(Extracted data entries)
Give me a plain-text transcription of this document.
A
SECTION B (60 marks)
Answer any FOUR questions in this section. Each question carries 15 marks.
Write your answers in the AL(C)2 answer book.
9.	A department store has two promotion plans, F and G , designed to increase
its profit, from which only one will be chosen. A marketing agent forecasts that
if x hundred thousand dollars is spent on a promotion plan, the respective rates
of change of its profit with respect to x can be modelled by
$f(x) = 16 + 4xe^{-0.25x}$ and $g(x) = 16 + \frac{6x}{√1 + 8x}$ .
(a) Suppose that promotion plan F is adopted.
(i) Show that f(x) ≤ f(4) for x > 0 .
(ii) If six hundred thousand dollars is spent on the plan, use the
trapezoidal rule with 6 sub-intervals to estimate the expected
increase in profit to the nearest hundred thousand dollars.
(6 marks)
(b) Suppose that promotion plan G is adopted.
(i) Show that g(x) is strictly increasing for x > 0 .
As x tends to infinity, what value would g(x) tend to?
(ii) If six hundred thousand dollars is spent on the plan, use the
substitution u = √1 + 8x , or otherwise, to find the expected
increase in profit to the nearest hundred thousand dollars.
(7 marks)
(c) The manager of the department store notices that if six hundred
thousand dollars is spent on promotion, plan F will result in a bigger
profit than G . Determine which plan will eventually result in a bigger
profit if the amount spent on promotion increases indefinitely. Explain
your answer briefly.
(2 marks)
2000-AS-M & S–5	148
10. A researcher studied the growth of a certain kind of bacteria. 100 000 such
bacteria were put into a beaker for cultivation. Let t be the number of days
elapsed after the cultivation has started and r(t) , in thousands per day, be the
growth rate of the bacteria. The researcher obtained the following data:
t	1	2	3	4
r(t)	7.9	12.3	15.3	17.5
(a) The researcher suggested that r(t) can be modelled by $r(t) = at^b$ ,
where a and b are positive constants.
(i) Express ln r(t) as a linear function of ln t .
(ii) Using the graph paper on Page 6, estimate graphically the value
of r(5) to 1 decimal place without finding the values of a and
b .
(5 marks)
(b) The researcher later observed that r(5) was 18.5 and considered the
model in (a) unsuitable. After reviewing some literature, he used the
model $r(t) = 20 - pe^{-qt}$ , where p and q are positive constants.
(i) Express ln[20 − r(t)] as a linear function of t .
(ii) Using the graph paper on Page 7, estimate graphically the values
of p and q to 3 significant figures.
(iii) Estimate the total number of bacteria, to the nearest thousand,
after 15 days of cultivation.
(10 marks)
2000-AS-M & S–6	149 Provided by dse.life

* _EXERCISE INSTRUCTIONS_
Every record shown above should be set down again exactly.

* _WRITTEN ANSWER_
Give me a plain-text transcription of this document.
A
SECTION B (60 marks)
Answer any FOUR questions in this section. Each question carries 15 marks.
Write your answers in the AL(C)2 answer book.
9.	A department store has two promotion plans, F and G , designed to increase
its profit, from which only one will be chosen. A marketing agent forecasts that
if x hundred thousand dollars is spent on a promotion plan, the respective rates
of change of its profit with respect to x can be modelled by
$f(x) = 16 + 4xe^{-0.25x}$ and $g(x) = 16 + \frac{6x}{√1 + 8x}$ .
(a) Suppose that promotion plan F is adopted.
(i) Show that f(x) ≤ f(4) for x > 0 .
(ii) If six hundred thousand dollars is spent on the plan, use the
trapezoidal rule with 6 sub-intervals to estimate the expected
increase in profit to the nearest hundred thousand dollars.
(6 marks)
(b) Suppose that promotion plan G is adopted.
(i) Show that g(x) is strictly increasing for x > 0 .
As x tends to infinity, what value would g(x) tend to?
(ii) If six hundred thousand dollars is spent on the plan, use the
substitution u = √1 + 8x , or otherwise, to find the expected
increase in profit to the nearest hundred thousand dollars.
(7 marks)
(c) The manager of the department store notices that if six hundred
thousand dollars is spent on promotion, plan F will result in a bigger
profit than G . Determine which plan will eventually result in a bigger
profit if the amount spent on promotion increases indefinitely. Explain
your answer briefly.
(2 marks)
2000-AS-M & S–5	148
10. A researcher studied the growth of a certain kind of bacteria. 100 000 such
bacteria were put into a beaker for cultivation. Let t be the number of days
elapsed after the cultivation has started and r(t) , in thousands per day, be the
growth rate of the bacteria. The researcher obtained the following data:
t	1	2	3	4
r(t)	7.9	12.3	15.3	17.5
(a) The researcher suggested that r(t) can be modelled by $r(t) = at^b$ ,
where a and b are positive constants.
(i) Express ln r(t) as a linear function of ln t .
(ii) Using the graph paper on Page 6, estimate graphically the value
of r(5) to 1 decimal place without finding the values of a and
b .
(5 marks)
(b) The researcher later observed that r(5) was 18.5 and considered the
model in (a) unsuitable. After reviewing some literature, he used the
model $r(t) = 20 - pe^{-qt}$ , where p and q are positive constants.
(i) Express ln[20 − r(t)] as a linear function of t .
(ii) Using the graph paper on Page 7, estimate graphically the values
of p and q to 3 significant figures.
(iii) Estimate the total number of bacteria, to the nearest thousand,
after 15 days of cultivation.
(10 marks)
2000-AS-M & S–6	149 Provided by dse.life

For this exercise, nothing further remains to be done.